(INFORMATION SHOWN):
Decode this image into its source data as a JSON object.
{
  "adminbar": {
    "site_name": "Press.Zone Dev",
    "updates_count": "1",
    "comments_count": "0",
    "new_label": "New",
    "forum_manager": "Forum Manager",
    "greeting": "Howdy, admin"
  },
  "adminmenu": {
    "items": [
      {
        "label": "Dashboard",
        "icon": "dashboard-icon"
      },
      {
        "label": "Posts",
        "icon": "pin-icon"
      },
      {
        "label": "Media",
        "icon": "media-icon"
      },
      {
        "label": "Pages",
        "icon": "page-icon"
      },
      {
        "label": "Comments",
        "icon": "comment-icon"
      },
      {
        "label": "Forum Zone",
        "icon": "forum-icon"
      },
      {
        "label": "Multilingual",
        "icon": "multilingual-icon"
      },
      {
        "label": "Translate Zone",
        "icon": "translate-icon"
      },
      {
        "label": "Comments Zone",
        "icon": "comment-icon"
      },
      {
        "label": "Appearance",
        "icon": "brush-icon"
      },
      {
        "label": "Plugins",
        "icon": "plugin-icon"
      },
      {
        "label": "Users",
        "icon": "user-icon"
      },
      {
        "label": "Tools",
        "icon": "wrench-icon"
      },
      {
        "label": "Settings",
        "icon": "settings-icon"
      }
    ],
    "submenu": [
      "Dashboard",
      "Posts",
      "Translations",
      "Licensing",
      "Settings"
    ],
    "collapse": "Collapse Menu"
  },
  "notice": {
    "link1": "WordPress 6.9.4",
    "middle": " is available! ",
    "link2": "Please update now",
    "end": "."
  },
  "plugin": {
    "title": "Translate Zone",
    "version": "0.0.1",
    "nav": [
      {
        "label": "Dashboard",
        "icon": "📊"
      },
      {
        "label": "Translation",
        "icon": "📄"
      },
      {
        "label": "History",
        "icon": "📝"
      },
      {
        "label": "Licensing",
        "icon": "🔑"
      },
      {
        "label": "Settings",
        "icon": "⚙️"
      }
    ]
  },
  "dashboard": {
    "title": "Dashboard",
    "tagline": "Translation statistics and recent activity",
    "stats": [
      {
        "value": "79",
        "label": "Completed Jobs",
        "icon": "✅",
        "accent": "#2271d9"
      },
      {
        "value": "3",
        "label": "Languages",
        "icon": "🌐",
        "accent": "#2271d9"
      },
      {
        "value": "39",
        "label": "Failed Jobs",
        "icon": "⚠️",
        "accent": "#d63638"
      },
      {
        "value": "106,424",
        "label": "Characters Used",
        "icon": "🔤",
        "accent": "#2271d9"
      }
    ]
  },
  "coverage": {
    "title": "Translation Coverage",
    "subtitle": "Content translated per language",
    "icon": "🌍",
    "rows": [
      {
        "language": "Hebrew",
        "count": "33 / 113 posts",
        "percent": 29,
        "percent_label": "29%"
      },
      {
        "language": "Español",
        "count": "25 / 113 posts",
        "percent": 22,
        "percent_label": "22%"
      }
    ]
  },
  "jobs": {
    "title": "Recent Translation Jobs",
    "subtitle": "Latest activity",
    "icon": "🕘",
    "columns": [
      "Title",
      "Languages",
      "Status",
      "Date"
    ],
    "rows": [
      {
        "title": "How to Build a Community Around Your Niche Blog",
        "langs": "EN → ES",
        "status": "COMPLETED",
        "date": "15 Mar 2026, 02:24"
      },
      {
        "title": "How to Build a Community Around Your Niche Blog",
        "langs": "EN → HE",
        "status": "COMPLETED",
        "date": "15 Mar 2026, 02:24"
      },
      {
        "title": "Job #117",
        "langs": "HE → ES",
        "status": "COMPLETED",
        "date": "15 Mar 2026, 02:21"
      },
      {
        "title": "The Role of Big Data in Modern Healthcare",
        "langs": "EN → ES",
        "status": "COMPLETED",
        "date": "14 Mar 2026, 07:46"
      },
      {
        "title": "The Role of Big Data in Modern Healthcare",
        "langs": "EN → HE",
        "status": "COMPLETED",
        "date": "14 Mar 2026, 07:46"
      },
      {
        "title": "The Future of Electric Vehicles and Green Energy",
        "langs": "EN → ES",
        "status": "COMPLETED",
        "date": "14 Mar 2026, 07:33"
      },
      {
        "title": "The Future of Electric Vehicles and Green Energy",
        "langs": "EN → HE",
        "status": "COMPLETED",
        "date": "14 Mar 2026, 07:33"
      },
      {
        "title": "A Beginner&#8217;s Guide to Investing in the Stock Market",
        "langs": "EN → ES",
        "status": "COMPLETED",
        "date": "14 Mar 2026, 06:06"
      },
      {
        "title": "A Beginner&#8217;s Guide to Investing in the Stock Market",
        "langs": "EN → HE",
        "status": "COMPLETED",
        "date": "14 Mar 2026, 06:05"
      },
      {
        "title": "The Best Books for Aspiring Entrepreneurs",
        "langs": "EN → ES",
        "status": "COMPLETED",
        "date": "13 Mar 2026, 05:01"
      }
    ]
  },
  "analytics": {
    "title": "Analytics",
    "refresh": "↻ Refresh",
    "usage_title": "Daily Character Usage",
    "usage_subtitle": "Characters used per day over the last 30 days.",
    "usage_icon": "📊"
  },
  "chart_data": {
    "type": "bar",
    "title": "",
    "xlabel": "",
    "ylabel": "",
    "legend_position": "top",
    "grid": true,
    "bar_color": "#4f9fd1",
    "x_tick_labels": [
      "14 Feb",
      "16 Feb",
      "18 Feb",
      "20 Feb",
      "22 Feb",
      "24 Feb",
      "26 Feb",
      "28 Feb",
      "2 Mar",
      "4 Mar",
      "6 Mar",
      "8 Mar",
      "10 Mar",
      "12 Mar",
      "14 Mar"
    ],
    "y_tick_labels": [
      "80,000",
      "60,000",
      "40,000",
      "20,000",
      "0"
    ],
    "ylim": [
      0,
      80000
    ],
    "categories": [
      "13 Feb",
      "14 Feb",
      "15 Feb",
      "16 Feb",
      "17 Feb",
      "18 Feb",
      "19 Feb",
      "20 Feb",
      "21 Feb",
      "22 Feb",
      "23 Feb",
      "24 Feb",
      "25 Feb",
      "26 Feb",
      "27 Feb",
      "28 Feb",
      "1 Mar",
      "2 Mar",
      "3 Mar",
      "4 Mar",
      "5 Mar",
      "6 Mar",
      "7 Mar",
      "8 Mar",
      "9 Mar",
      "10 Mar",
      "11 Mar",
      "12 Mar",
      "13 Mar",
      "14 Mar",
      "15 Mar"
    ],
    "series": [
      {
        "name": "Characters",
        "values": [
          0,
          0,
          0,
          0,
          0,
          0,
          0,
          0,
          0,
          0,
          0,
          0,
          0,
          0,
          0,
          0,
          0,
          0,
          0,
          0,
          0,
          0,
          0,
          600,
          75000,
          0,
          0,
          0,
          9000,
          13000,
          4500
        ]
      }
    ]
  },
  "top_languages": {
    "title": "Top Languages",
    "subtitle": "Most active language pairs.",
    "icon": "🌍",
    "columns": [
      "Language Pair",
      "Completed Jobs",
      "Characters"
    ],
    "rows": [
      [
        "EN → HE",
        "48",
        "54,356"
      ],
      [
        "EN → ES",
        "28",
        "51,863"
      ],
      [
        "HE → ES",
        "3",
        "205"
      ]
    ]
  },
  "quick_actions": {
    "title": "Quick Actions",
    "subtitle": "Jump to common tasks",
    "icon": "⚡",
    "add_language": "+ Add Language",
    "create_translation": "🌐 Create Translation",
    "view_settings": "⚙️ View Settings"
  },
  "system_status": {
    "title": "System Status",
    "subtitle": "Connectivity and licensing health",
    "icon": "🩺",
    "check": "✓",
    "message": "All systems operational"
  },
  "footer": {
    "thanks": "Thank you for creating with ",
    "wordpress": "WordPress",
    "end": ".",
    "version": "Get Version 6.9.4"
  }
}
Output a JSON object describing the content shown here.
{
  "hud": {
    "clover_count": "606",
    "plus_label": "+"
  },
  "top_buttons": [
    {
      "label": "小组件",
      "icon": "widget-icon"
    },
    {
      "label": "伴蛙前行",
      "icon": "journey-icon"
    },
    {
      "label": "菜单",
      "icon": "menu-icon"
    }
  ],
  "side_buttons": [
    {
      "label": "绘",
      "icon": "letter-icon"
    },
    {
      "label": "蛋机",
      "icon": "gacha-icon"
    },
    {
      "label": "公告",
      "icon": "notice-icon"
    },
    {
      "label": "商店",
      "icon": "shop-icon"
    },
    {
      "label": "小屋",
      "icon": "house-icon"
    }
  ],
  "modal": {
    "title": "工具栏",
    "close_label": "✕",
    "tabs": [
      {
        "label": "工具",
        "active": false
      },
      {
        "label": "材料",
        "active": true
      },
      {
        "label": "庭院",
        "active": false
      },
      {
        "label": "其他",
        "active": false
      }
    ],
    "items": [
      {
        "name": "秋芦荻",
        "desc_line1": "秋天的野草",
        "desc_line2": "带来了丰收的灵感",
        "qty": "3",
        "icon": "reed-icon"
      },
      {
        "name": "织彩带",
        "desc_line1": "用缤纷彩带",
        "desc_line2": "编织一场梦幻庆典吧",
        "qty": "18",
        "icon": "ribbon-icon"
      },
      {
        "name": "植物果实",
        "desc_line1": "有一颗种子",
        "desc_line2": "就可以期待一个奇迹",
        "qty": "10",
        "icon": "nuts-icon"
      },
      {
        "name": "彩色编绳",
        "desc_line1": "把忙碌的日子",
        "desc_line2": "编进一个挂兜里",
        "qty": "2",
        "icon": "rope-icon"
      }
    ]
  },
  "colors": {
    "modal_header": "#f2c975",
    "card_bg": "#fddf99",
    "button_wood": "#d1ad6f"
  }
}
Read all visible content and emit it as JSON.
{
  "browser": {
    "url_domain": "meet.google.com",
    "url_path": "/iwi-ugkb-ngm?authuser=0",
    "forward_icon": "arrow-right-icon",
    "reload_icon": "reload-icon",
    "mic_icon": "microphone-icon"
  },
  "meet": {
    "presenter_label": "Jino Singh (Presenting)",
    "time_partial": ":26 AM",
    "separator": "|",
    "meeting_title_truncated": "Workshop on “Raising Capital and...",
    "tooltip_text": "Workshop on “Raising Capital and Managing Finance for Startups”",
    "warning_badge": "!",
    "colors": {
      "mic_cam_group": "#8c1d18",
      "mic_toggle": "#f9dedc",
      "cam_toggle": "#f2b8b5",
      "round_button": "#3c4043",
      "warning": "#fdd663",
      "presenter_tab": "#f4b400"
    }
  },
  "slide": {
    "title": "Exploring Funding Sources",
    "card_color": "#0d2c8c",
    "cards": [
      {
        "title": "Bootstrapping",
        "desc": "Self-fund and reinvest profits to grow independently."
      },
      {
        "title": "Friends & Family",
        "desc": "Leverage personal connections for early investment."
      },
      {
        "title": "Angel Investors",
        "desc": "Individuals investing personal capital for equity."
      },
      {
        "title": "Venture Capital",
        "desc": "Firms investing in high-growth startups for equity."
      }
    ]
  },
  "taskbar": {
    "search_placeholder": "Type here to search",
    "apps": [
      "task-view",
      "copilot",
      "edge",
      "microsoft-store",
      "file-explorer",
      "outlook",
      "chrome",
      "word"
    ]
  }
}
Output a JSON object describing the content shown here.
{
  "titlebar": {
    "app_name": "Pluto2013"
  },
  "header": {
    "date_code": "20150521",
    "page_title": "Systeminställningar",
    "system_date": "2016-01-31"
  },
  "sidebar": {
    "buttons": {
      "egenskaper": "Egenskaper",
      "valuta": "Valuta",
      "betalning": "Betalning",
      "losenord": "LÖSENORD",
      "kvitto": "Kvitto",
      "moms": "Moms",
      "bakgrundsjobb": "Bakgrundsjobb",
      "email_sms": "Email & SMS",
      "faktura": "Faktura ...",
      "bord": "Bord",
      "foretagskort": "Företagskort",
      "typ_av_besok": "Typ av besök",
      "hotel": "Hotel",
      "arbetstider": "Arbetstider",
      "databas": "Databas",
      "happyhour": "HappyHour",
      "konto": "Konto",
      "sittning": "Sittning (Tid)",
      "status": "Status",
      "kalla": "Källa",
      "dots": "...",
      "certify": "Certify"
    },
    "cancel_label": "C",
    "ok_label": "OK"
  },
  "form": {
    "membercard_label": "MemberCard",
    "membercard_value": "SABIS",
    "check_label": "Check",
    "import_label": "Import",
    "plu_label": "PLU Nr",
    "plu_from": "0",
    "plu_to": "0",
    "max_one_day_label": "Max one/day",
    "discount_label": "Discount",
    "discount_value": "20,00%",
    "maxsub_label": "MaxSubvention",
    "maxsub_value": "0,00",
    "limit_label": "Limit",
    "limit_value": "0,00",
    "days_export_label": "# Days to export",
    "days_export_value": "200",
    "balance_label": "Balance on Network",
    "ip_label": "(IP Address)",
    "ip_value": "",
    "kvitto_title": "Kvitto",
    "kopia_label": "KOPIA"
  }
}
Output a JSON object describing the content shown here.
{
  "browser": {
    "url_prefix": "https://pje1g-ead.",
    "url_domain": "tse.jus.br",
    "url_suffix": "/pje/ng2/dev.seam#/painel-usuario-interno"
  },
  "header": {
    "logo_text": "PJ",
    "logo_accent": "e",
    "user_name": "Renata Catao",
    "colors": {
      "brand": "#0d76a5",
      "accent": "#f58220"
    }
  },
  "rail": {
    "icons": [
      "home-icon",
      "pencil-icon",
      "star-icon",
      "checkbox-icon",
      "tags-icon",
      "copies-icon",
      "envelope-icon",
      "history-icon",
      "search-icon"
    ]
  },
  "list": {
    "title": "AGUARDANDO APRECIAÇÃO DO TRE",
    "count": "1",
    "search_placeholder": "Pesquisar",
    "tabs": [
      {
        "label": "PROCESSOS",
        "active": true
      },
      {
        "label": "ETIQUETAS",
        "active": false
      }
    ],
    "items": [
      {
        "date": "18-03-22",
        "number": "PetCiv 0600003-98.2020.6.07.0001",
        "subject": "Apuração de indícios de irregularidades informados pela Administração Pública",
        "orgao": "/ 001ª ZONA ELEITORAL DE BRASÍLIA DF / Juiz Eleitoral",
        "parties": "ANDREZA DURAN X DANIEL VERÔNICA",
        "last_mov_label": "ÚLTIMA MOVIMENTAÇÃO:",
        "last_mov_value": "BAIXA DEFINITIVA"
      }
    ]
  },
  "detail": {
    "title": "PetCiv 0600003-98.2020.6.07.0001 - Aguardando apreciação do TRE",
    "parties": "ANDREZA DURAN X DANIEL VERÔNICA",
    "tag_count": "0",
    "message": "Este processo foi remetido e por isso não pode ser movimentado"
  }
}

(EXERCISE PROMPT): Report all lines of the material that contain the word "ANDREZA".

(TASK SOLUTION):
        "parties": "ANDREZA DURAN X DANIEL VERÔNICA",
    "parties": "ANDREZA DURAN X DANIEL VERÔNICA",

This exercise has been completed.